(Data extracted from a collection)
-------
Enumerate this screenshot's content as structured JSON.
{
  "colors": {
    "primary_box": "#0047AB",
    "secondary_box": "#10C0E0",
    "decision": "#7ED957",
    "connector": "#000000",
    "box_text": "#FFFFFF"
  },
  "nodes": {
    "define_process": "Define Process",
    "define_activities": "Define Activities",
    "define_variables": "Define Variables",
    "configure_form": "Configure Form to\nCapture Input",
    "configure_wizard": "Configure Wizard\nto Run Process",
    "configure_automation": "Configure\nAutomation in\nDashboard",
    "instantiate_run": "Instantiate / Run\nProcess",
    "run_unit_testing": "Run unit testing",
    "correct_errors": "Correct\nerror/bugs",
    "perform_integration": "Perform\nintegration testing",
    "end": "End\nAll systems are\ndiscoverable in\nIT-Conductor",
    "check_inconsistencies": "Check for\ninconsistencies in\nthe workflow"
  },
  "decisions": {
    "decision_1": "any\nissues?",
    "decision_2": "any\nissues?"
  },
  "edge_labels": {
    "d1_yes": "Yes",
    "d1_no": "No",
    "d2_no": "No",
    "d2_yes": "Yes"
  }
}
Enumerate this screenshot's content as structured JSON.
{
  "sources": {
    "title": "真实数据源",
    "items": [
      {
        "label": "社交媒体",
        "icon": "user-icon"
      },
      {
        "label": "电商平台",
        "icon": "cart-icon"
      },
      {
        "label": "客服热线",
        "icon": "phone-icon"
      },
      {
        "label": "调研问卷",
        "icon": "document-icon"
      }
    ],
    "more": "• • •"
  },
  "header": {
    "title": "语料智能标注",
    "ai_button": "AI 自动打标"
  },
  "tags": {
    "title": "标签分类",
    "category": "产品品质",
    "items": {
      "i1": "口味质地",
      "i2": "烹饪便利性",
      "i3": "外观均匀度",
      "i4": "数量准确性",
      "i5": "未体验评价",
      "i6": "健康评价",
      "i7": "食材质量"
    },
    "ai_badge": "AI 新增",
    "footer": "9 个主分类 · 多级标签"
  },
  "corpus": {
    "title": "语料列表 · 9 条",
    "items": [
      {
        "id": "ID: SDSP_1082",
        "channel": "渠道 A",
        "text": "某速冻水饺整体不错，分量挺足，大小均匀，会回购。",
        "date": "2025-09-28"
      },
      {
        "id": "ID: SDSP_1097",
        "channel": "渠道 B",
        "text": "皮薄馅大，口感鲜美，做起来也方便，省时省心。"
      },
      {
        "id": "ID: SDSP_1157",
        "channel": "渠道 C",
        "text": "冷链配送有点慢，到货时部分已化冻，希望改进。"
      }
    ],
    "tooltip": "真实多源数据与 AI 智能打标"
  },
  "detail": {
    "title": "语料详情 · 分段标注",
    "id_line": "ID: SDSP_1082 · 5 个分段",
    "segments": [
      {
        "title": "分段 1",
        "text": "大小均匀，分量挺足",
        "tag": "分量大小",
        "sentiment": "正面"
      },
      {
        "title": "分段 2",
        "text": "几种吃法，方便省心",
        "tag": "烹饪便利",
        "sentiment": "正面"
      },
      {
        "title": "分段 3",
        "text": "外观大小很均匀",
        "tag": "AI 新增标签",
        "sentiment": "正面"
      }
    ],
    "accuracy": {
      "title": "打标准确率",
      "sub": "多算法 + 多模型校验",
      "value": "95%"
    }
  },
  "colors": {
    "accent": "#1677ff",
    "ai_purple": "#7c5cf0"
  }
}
-------
Task goal
Reply with the number of lines in the data that include the string "Define" and nothing else.

Worked answer
3